### Direction
Reproduce each line of the material precisely.

━━━━━ Source material

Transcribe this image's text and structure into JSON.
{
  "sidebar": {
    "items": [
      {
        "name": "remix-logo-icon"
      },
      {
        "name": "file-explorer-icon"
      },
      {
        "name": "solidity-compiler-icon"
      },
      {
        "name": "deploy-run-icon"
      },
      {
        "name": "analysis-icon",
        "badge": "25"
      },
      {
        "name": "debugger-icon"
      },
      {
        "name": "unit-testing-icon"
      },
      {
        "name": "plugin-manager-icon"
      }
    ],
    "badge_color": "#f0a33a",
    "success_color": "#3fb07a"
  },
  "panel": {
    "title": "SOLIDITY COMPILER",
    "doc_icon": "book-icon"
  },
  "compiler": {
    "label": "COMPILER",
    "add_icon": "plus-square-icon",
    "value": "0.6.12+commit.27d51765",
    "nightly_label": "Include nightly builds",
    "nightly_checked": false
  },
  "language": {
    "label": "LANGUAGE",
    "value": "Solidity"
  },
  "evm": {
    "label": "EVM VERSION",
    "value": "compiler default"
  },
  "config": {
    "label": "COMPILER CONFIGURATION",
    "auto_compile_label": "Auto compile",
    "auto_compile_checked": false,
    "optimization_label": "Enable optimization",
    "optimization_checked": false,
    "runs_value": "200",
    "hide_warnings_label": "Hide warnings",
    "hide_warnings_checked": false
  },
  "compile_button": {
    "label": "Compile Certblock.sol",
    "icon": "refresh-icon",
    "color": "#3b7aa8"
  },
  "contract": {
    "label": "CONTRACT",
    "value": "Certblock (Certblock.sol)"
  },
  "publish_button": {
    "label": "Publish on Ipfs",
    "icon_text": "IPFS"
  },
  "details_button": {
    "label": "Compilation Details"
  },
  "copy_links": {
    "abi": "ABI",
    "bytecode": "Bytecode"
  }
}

━━━━━━━━━━

### Solution for this task
Transcribe this image's text and structure into JSON.
{
  "sidebar": {
    "items": [
      {
        "name": "remix-logo-icon"
      },
      {
        "name": "file-explorer-icon"
      },
      {
        "name": "solidity-compiler-icon"
      },
      {
        "name": "deploy-run-icon"
      },
      {
        "name": "analysis-icon",
        "badge": "25"
      },
      {
        "name": "debugger-icon"
      },
      {
        "name": "unit-testing-icon"
      },
      {
        "name": "plugin-manager-icon"
      }
    ],
    "badge_color": "#f0a33a",
    "success_color": "#3fb07a"
  },
  "panel": {
    "title": "SOLIDITY COMPILER",
    "doc_icon": "book-icon"
  },
  "compiler": {
    "label": "COMPILER",
    "add_icon": "plus-square-icon",
    "value": "0.6.12+commit.27d51765",
    "nightly_label": "Include nightly builds",
    "nightly_checked": false
  },
  "language": {
    "label": "LANGUAGE",
    "value": "Solidity"
  },
  "evm": {
    "label": "EVM VERSION",
    "value": "compiler default"
  },
  "config": {
    "label": "COMPILER CONFIGURATION",
    "auto_compile_label": "Auto compile",
    "auto_compile_checked": false,
    "optimization_label": "Enable optimization",
    "optimization_checked": false,
    "runs_value": "200",
    "hide_warnings_label": "Hide warnings",
    "hide_warnings_checked": false
  },
  "compile_button": {
    "label": "Compile Certblock.sol",
    "icon": "refresh-icon",
    "color": "#3b7aa8"
  },
  "contract": {
    "label": "CONTRACT",
    "value": "Certblock (Certblock.sol)"
  },
  "publish_button": {
    "label": "Publish on Ipfs",
    "icon_text": "IPFS"
  },
  "details_button": {
    "label": "Compilation Details"
  },
  "copy_links": {
    "abi": "ABI",
    "bytecode": "Bytecode"
  }
}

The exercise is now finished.